───── Entries provided

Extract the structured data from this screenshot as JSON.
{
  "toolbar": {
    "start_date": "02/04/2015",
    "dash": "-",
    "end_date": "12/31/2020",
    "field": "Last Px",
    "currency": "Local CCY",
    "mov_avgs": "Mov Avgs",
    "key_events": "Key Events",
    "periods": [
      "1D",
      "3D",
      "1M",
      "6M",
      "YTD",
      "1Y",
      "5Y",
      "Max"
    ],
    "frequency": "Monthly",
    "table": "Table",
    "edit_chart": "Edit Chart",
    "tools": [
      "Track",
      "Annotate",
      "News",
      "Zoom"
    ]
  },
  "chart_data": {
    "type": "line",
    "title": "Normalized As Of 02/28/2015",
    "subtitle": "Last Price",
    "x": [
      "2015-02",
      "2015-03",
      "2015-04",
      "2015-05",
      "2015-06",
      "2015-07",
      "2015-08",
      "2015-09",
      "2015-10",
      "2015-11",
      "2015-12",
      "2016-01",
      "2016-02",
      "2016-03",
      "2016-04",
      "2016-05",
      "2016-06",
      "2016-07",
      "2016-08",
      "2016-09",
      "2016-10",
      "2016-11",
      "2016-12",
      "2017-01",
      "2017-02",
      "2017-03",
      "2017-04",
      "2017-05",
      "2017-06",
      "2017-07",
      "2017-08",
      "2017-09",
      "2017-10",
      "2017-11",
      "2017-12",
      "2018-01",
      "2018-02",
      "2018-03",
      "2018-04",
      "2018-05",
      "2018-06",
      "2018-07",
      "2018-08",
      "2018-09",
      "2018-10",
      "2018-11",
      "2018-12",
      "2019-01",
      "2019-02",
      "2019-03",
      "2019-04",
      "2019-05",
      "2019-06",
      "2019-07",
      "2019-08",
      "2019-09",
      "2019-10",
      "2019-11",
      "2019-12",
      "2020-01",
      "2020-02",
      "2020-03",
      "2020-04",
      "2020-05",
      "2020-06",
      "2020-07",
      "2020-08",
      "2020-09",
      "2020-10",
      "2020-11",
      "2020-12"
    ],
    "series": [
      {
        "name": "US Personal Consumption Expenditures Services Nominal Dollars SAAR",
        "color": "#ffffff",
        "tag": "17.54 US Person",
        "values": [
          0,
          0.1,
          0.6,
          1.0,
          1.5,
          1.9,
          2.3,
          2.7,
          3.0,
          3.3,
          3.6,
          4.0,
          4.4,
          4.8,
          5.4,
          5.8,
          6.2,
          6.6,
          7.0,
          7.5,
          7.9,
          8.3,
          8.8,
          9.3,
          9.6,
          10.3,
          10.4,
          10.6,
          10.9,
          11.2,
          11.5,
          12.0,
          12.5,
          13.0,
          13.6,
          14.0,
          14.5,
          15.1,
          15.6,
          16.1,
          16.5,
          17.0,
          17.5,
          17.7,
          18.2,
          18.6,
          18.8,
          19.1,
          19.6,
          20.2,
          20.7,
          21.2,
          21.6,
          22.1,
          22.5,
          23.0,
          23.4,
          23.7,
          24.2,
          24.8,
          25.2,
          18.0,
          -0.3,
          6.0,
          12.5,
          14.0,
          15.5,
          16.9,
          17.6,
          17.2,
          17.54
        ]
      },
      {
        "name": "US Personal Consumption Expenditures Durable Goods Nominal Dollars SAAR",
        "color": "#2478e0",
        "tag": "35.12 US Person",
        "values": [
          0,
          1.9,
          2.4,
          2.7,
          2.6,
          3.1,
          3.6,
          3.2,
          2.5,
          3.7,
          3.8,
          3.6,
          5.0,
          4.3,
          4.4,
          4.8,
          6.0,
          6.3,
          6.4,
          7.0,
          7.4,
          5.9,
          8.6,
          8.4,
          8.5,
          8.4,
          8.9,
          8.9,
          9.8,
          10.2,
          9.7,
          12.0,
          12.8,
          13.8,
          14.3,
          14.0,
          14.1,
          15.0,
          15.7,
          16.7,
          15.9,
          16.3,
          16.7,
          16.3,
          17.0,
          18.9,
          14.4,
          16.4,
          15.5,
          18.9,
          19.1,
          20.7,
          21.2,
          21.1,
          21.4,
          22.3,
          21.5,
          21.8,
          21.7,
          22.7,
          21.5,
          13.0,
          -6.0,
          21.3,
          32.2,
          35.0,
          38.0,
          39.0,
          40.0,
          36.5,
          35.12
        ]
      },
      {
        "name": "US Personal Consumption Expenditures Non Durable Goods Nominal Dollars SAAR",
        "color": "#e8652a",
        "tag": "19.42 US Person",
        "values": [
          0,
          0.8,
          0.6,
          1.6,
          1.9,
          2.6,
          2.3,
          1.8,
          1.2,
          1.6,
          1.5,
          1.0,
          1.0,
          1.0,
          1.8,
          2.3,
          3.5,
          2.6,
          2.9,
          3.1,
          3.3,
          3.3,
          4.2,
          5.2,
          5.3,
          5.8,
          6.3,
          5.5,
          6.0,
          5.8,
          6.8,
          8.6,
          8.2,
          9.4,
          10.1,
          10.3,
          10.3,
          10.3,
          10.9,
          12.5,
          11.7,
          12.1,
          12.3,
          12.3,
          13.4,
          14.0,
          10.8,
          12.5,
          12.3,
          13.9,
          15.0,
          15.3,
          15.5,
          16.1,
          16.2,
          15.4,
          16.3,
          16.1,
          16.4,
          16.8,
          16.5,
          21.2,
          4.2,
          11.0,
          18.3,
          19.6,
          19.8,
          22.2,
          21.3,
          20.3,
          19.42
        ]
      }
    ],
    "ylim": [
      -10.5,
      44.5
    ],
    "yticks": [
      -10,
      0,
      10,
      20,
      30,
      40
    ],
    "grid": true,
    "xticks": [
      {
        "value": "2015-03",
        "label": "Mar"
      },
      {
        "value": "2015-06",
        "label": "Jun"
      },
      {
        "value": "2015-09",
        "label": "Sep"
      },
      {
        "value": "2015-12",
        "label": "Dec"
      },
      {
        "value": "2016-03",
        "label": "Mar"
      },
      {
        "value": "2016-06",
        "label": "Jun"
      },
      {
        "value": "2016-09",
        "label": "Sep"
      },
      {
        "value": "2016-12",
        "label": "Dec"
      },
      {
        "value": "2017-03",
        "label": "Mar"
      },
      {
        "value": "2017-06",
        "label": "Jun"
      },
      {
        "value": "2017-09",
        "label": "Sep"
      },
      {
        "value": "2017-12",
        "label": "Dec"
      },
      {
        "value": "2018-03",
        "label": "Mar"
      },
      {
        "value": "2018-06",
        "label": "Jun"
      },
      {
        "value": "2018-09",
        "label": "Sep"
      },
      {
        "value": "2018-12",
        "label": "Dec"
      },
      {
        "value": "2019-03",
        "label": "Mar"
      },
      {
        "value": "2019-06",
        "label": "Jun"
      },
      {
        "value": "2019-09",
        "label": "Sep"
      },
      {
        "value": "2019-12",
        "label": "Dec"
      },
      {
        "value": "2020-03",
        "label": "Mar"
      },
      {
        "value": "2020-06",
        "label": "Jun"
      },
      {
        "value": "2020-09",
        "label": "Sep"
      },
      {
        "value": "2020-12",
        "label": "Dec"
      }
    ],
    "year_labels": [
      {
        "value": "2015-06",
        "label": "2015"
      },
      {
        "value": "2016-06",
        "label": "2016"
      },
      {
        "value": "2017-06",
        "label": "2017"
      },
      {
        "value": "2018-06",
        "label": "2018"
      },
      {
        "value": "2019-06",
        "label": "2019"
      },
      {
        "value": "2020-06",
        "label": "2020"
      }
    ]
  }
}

──────────

Count each line of the data where the word "color" appears, then reply with the total only.

Output for this exercise
3